⟨
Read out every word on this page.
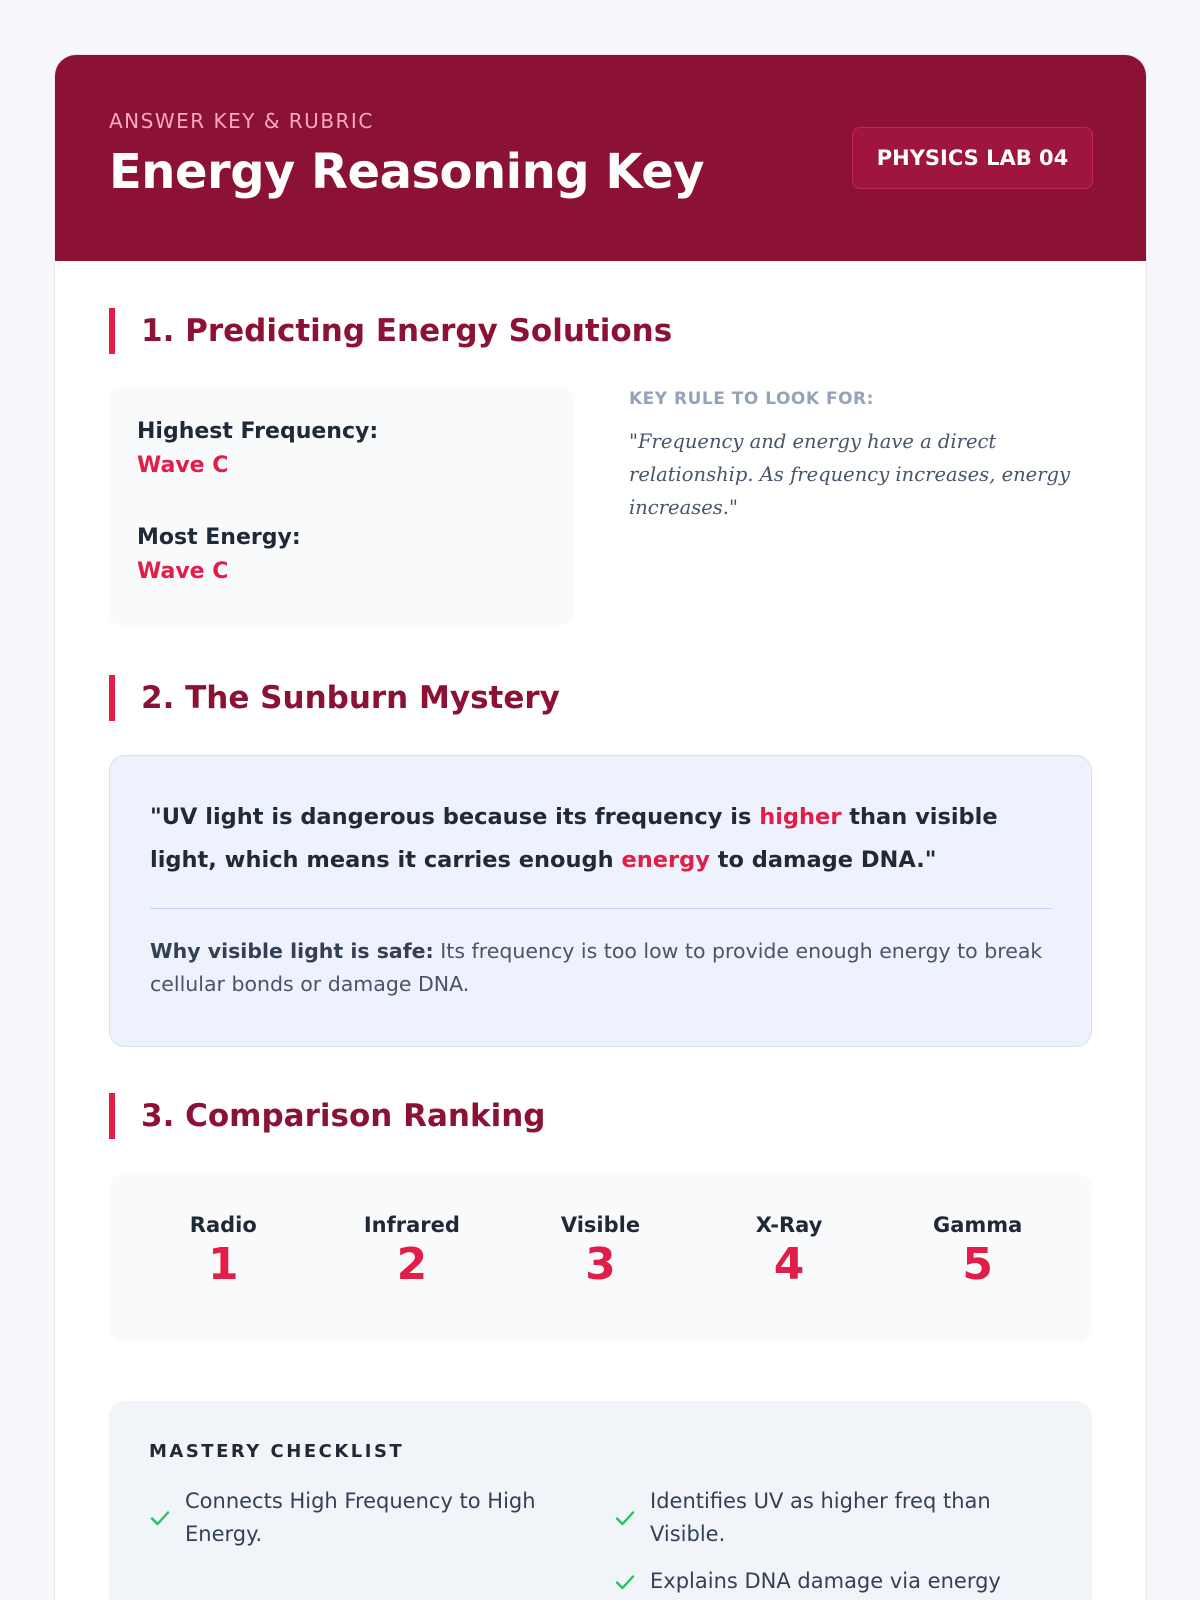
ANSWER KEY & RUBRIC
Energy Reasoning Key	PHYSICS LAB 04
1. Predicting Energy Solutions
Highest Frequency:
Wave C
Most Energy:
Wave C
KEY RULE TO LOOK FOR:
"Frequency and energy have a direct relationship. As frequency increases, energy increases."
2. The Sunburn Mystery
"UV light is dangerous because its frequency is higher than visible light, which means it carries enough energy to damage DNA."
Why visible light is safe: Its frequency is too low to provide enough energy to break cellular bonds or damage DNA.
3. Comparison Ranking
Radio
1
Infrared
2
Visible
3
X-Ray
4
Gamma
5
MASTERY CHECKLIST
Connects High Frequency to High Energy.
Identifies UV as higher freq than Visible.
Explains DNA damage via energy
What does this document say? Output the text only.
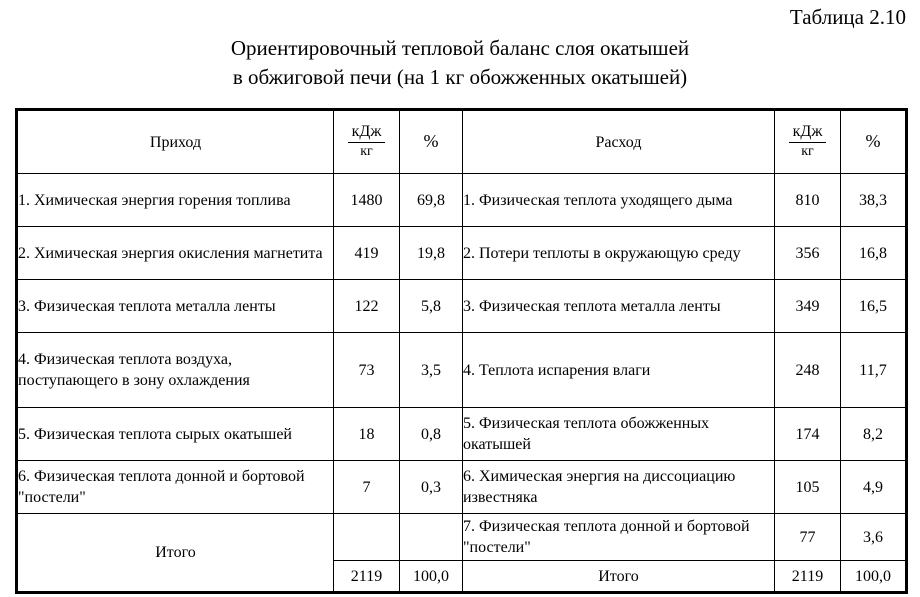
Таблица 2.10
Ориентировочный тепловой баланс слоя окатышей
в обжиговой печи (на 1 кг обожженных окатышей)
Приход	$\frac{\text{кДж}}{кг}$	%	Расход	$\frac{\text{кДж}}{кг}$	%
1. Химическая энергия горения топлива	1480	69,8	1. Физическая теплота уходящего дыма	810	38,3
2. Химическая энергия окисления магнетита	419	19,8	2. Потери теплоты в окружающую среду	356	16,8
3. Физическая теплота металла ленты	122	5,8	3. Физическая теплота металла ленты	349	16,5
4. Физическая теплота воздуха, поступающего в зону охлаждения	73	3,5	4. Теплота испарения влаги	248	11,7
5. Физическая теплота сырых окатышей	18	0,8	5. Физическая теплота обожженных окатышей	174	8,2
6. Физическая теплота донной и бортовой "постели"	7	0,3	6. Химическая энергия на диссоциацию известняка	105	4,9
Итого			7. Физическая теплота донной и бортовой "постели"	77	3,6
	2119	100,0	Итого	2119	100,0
⟩
⟨
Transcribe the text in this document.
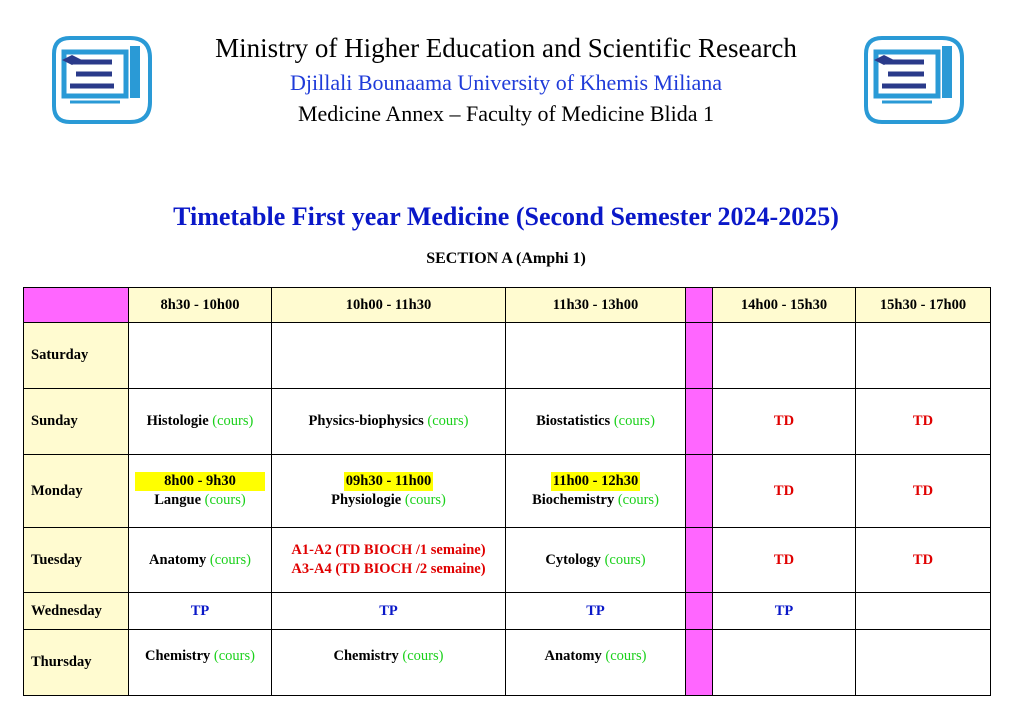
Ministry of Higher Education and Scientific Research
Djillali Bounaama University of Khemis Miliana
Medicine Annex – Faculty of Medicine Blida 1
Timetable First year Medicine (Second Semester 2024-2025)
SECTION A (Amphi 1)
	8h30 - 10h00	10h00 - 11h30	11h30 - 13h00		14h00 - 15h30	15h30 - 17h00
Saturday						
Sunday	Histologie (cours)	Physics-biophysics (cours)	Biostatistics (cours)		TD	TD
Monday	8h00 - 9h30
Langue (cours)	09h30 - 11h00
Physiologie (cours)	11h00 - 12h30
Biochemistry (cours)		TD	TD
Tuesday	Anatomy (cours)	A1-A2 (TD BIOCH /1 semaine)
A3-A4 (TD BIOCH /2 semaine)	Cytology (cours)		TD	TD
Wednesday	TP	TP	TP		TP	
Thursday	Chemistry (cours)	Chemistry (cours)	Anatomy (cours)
⟩
- **WHAT IS REQUIRED**: Search the records above for "document". Copy each line where it is found.

- **RESPONSE TO THE TASK**:
What does this document say? Output the text only.
Transcribe the text in this document.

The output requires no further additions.